**What is needed:**
Can you copy the lines of the material below word for word, starting at the line that contains "user-name: User [1079,66,1111,83]" and stopping after the line that contains "user-name: User [574,68,621,93]"?

## START Record excerpts

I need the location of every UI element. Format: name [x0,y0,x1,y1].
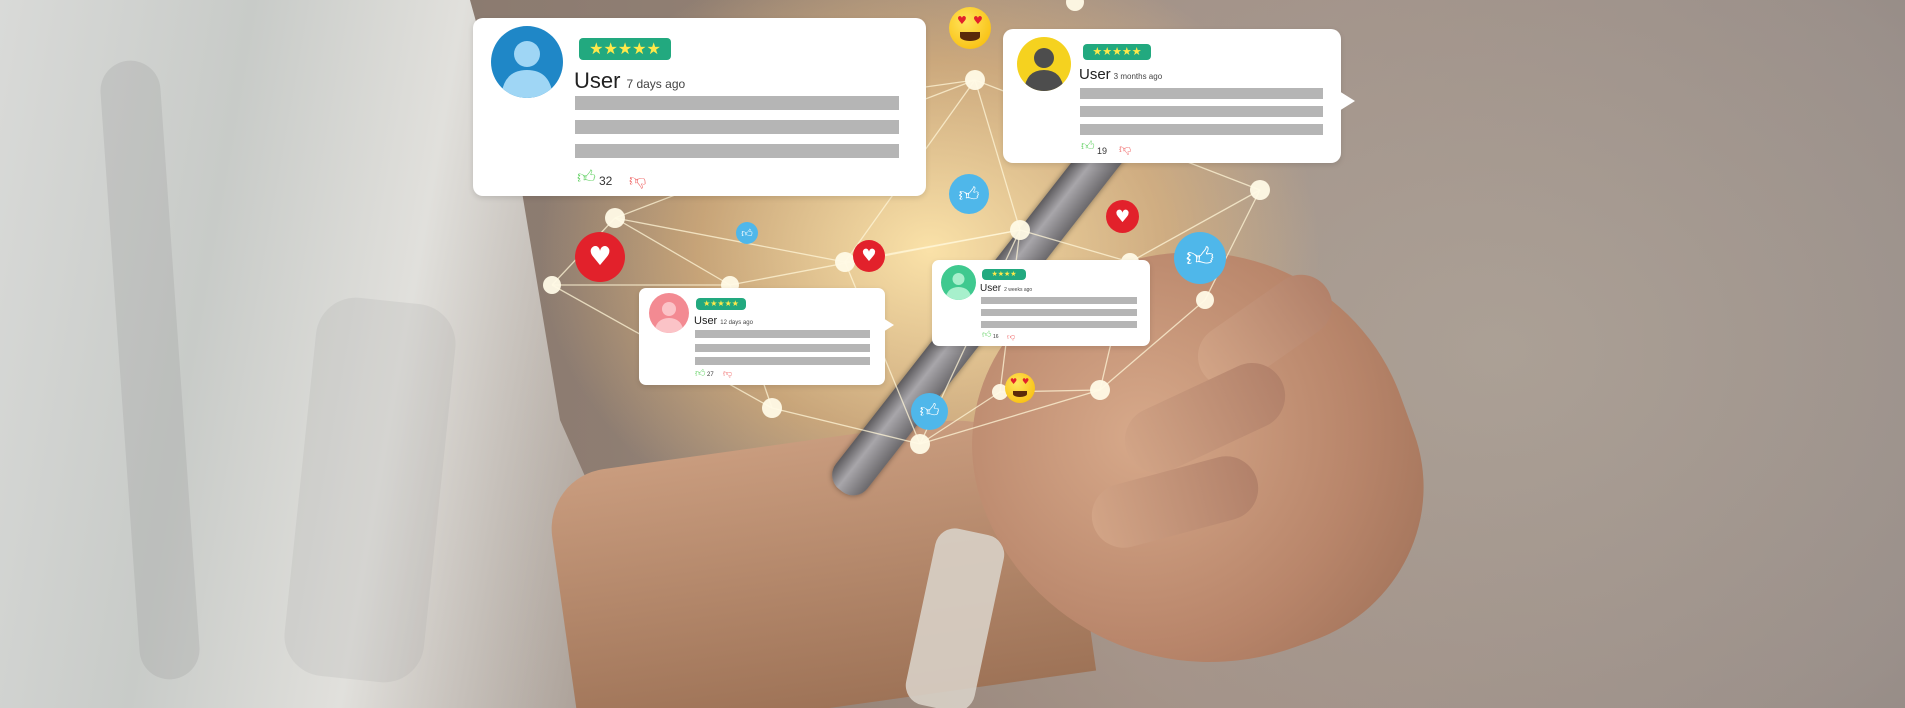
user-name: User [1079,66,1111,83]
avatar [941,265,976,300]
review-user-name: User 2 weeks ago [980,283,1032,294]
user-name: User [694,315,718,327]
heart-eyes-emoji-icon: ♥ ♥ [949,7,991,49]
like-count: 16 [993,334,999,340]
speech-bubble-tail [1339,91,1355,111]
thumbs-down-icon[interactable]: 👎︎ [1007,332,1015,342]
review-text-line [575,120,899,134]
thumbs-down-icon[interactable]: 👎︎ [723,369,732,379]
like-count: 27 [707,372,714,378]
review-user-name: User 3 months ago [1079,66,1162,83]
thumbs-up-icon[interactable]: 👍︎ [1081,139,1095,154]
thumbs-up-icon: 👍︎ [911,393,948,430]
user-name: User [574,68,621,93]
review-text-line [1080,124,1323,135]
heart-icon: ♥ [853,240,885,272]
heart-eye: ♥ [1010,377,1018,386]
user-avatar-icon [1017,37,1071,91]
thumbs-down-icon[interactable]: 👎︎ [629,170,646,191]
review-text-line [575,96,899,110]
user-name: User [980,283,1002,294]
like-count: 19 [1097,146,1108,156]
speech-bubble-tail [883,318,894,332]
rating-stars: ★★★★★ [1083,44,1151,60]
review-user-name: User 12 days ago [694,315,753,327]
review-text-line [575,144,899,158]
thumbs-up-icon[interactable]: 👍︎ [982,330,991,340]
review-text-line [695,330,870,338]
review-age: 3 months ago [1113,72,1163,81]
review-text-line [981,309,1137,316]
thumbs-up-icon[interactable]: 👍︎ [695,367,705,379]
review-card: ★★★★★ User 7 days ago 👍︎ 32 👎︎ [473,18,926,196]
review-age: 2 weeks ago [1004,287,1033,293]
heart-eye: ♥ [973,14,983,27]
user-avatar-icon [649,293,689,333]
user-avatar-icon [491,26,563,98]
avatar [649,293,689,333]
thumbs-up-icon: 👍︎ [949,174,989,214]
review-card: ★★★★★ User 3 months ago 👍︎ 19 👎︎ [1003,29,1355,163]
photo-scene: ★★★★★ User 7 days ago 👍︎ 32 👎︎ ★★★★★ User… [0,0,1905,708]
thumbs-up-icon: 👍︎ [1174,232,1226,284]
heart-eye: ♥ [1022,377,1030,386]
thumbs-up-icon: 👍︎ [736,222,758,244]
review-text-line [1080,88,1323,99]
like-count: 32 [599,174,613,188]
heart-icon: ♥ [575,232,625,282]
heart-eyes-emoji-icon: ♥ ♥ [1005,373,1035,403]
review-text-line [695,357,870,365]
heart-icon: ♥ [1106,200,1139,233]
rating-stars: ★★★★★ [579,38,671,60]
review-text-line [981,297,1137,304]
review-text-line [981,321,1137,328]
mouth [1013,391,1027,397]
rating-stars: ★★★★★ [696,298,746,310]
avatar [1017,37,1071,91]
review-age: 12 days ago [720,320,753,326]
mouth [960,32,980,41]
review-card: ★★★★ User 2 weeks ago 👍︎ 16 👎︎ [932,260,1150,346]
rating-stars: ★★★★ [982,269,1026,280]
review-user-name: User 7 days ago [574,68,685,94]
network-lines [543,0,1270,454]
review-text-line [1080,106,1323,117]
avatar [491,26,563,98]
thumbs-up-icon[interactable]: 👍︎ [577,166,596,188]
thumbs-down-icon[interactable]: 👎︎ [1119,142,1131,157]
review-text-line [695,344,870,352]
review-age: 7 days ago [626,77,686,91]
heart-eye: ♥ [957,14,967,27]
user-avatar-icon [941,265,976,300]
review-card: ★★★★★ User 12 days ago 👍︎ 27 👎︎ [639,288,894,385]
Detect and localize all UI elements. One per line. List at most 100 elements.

## END Record excerpts
## START Record excerpts

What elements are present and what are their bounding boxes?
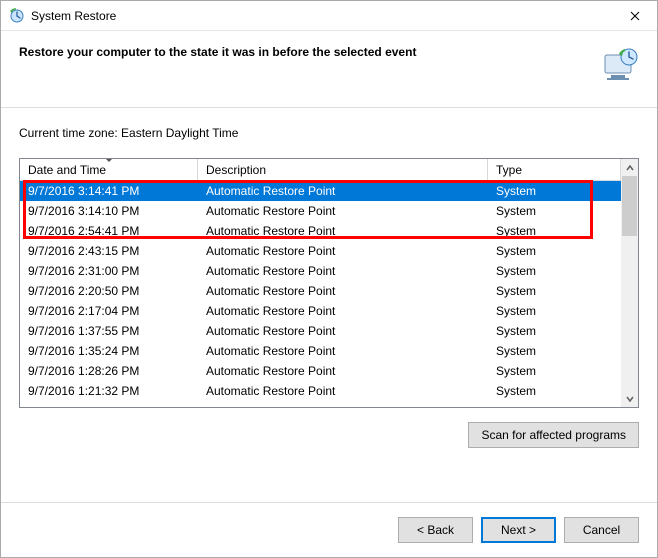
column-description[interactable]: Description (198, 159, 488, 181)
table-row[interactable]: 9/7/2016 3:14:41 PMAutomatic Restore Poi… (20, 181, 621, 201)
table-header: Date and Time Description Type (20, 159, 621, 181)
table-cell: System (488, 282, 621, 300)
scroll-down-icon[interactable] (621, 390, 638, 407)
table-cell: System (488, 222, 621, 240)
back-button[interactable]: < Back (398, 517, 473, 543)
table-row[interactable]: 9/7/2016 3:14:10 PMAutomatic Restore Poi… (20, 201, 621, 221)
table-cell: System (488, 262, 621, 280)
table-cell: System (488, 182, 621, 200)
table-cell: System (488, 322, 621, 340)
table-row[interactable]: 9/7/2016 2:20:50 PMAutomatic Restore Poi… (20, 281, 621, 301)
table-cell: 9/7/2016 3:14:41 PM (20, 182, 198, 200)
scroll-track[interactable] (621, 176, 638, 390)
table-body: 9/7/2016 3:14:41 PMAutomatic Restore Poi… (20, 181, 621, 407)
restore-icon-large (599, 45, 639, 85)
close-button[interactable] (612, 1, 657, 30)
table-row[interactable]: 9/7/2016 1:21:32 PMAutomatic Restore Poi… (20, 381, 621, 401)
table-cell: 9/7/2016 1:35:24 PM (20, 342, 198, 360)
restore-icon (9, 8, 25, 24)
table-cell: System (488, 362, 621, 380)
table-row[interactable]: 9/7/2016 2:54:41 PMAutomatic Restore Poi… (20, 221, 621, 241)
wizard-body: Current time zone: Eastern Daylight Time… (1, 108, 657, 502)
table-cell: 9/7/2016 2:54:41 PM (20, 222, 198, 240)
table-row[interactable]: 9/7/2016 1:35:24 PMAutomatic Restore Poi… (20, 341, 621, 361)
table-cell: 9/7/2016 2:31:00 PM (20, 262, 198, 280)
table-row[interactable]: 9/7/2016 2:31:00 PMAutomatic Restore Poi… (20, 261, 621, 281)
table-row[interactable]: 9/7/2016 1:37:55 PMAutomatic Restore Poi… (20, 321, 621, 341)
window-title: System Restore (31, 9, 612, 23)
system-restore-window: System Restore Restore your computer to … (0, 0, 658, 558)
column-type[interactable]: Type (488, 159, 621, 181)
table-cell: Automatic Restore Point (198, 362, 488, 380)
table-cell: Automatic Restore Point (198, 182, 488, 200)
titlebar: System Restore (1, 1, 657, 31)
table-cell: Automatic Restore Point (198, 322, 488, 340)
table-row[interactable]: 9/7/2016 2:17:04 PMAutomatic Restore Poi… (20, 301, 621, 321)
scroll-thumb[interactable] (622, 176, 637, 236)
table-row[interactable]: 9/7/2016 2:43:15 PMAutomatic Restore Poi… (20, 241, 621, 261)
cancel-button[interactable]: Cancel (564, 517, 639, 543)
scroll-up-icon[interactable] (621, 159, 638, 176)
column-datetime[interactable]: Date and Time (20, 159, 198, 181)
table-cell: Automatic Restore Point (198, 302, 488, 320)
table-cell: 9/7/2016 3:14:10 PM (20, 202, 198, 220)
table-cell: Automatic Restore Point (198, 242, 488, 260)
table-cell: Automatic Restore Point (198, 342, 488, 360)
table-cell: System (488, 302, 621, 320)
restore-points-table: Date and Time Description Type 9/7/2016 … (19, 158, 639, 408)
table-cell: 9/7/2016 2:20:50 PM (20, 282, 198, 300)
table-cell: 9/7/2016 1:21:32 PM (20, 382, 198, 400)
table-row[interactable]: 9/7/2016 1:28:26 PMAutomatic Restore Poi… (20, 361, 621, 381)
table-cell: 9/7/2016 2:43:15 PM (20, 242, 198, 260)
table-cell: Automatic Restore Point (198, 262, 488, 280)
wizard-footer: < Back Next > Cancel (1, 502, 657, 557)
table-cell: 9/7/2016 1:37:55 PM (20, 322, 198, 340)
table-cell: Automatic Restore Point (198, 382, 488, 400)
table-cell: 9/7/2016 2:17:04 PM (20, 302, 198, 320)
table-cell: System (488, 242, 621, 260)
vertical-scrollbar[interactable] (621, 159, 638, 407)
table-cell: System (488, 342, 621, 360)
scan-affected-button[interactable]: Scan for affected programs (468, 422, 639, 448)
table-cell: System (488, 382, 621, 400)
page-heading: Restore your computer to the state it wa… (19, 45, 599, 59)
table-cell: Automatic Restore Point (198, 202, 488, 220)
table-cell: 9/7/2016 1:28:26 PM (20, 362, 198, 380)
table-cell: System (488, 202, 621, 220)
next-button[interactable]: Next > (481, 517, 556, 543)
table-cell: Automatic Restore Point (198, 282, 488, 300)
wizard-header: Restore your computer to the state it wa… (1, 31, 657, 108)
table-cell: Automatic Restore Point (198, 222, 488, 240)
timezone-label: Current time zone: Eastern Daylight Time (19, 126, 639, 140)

## END Record excerpts

**Written reply:**
user-name: User [1079,66,1111,83]
avatar [941,265,976,300]
review-user-name: User 2 weeks ago [980,283,1032,294]
user-name: User [694,315,718,327]
heart-eyes-emoji-icon: ♥ ♥ [949,7,991,49]
like-count: 16 [993,334,999,340]
speech-bubble-tail [1339,91,1355,111]
thumbs-down-icon[interactable]: 👎︎ [1007,332,1015,342]
review-text-line [575,120,899,134]
thumbs-down-icon[interactable]: 👎︎ [723,369,732,379]
like-count: 27 [707,372,714,378]
review-user-name: User 3 months ago [1079,66,1162,83]
thumbs-up-icon[interactable]: 👍︎ [1081,139,1095,154]
thumbs-up-icon: 👍︎ [911,393,948,430]
user-name: User [574,68,621,93]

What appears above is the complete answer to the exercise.